Your goal ->
Rewrite only the entries from the line containing "List each element" through the line containing "- cell-signal-icon: [830, 50, 870, 88]", swapping "Best Sip Funds" for "Top SIP Funds" and leaving everything else unchanged.

Records ->

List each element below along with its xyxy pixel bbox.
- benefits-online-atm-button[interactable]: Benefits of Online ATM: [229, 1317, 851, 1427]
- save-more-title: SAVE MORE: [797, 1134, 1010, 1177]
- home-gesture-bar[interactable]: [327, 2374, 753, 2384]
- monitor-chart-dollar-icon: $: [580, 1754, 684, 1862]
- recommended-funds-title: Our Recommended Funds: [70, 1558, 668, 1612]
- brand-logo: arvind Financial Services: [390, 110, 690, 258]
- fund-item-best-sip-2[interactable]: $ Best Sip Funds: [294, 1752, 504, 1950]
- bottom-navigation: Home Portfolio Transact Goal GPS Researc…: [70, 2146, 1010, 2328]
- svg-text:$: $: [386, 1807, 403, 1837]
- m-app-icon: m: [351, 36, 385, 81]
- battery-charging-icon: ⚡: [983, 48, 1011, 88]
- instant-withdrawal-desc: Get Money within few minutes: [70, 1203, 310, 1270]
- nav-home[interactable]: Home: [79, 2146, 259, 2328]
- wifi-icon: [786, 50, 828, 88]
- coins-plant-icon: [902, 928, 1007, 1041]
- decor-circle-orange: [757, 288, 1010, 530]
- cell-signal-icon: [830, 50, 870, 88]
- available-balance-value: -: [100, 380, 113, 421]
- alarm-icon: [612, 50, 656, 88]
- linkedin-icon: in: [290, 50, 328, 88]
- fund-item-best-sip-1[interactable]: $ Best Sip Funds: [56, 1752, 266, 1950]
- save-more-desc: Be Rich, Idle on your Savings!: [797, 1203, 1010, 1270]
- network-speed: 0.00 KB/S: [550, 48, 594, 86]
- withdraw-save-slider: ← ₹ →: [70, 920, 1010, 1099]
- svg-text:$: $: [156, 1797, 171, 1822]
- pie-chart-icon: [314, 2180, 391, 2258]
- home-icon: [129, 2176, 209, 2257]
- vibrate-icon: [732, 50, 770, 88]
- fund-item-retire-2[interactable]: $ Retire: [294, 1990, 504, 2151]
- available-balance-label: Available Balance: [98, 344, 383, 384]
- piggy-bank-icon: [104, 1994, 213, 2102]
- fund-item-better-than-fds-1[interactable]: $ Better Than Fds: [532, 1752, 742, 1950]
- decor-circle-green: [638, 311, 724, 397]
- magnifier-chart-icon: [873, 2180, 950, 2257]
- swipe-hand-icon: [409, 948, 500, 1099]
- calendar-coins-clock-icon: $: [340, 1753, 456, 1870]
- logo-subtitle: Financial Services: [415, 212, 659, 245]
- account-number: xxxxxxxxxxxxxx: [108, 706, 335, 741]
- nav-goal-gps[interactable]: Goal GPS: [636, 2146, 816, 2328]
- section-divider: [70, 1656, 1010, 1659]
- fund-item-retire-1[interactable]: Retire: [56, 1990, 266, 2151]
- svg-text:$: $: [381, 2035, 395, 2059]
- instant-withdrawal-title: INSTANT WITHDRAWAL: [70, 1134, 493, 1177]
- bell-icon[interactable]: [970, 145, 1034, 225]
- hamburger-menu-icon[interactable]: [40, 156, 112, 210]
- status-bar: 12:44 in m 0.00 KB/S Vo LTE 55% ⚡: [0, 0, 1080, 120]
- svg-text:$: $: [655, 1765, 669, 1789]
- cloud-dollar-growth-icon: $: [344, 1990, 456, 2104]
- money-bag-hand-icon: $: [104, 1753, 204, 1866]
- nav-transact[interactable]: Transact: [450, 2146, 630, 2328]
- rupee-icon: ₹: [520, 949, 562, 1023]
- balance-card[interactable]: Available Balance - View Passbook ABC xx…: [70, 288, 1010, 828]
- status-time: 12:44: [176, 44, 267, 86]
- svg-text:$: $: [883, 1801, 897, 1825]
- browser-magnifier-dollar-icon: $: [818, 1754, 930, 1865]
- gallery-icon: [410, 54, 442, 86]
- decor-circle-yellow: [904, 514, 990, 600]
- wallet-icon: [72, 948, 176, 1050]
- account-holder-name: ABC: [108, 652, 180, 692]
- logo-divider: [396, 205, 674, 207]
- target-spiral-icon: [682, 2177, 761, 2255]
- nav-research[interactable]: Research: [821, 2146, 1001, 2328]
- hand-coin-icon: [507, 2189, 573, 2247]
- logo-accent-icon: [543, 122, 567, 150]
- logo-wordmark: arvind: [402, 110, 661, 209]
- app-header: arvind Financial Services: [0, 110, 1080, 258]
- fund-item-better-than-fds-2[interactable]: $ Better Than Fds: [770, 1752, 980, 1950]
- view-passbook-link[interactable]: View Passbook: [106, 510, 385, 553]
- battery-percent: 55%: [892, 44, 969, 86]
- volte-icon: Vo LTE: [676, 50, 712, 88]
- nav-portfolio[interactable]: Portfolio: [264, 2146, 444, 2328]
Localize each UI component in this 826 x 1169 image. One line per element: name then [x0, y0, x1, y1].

...

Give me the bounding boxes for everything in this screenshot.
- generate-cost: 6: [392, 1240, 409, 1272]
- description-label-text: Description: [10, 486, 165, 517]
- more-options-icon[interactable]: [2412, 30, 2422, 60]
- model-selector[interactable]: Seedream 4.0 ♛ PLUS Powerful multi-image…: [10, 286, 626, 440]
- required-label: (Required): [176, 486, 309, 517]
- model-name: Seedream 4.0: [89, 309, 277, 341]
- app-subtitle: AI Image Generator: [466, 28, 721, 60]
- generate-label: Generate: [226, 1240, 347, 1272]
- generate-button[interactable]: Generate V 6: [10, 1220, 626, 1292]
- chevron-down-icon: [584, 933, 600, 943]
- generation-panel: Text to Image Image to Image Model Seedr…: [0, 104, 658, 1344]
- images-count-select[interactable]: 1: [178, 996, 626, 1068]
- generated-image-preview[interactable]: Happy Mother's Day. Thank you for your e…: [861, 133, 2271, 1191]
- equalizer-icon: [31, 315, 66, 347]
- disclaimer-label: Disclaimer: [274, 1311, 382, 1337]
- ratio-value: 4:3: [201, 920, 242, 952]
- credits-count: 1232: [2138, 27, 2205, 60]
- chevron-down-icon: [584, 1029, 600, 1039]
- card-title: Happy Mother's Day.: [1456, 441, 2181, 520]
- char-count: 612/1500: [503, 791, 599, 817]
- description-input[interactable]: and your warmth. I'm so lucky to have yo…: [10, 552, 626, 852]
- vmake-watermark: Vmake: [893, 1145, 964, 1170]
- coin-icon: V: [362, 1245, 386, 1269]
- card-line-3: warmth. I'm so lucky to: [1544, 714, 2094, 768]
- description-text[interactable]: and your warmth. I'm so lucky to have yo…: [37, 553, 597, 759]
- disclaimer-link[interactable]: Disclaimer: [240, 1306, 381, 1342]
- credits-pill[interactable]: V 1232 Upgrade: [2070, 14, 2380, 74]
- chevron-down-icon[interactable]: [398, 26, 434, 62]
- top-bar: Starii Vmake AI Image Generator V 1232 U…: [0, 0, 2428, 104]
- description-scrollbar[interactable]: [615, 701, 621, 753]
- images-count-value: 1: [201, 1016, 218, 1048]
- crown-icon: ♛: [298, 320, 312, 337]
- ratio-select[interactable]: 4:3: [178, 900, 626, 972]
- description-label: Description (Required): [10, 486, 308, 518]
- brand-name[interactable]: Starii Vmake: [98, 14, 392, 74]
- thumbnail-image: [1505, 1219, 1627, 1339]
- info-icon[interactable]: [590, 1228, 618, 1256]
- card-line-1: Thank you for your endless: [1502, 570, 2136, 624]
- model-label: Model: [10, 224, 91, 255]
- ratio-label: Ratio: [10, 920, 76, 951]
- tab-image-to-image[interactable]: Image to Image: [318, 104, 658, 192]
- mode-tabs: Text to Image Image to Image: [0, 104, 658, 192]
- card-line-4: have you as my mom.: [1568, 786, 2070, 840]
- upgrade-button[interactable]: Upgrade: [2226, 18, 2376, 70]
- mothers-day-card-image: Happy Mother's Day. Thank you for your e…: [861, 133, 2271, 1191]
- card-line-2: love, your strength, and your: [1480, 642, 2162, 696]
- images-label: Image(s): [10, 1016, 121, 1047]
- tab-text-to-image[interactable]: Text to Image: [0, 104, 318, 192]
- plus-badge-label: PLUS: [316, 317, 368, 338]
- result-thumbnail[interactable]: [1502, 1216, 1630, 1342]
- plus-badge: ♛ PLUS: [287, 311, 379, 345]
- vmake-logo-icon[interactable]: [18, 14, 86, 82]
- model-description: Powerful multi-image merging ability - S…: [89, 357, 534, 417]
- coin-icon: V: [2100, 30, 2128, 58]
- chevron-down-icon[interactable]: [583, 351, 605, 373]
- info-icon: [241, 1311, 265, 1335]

--

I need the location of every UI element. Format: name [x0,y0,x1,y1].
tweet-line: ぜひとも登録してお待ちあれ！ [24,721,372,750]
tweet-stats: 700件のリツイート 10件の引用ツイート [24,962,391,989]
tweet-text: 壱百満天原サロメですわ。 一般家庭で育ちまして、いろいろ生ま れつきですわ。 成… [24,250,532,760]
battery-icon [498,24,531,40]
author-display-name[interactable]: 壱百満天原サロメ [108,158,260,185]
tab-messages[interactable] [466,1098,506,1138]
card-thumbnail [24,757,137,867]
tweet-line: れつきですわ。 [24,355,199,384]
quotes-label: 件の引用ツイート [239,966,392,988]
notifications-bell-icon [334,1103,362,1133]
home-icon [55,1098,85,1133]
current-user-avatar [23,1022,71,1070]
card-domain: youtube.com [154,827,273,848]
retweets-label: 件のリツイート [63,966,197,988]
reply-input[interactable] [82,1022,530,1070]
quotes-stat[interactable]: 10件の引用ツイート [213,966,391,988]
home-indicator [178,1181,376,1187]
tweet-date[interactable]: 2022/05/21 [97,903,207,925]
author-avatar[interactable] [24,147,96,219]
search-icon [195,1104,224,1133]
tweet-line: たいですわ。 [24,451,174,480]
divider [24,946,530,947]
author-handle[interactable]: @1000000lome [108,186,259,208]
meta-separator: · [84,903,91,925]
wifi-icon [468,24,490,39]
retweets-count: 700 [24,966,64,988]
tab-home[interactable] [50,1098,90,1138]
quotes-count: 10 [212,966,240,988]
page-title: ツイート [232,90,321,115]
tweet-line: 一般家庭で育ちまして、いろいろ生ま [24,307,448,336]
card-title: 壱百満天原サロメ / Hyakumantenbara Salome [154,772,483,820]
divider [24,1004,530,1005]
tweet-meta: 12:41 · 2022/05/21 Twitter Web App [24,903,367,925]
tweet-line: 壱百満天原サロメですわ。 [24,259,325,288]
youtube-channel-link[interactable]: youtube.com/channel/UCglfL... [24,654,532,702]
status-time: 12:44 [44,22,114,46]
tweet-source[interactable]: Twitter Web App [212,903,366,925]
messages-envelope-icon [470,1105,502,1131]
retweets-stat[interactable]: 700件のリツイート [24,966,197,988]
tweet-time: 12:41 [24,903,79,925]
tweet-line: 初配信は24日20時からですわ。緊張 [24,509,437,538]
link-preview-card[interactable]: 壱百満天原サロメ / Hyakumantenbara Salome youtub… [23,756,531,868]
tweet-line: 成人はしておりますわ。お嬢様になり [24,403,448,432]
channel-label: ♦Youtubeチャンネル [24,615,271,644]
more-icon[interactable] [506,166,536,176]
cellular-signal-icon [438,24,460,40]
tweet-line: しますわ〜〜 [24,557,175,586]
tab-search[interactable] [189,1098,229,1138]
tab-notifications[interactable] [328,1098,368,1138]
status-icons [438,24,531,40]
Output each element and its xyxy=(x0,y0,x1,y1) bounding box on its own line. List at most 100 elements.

Exercise solution ->
List each element below along with its xyxy pixel bbox.
- benefits-online-atm-button[interactable]: Benefits of Online ATM: [229, 1317, 851, 1427]
- save-more-title: SAVE MORE: [797, 1134, 1010, 1177]
- home-gesture-bar[interactable]: [327, 2374, 753, 2384]
- monitor-chart-dollar-icon: $: [580, 1754, 684, 1862]
- recommended-funds-title: Our Recommended Funds: [70, 1558, 668, 1612]
- brand-logo: arvind Financial Services: [390, 110, 690, 258]
- fund-item-best-sip-2[interactable]: $ Top SIP Funds: [294, 1752, 504, 1950]
- bottom-navigation: Home Portfolio Transact Goal GPS Researc…: [70, 2146, 1010, 2328]
- svg-text:$: $: [386, 1807, 403, 1837]
- m-app-icon: m: [351, 36, 385, 81]
- battery-charging-icon: ⚡: [983, 48, 1011, 88]
- instant-withdrawal-desc: Get Money within few minutes: [70, 1203, 310, 1270]
- nav-home[interactable]: Home: [79, 2146, 259, 2328]
- wifi-icon: [786, 50, 828, 88]
- coins-plant-icon: [902, 928, 1007, 1041]
- decor-circle-orange: [757, 288, 1010, 530]
- cell-signal-icon: [830, 50, 870, 88]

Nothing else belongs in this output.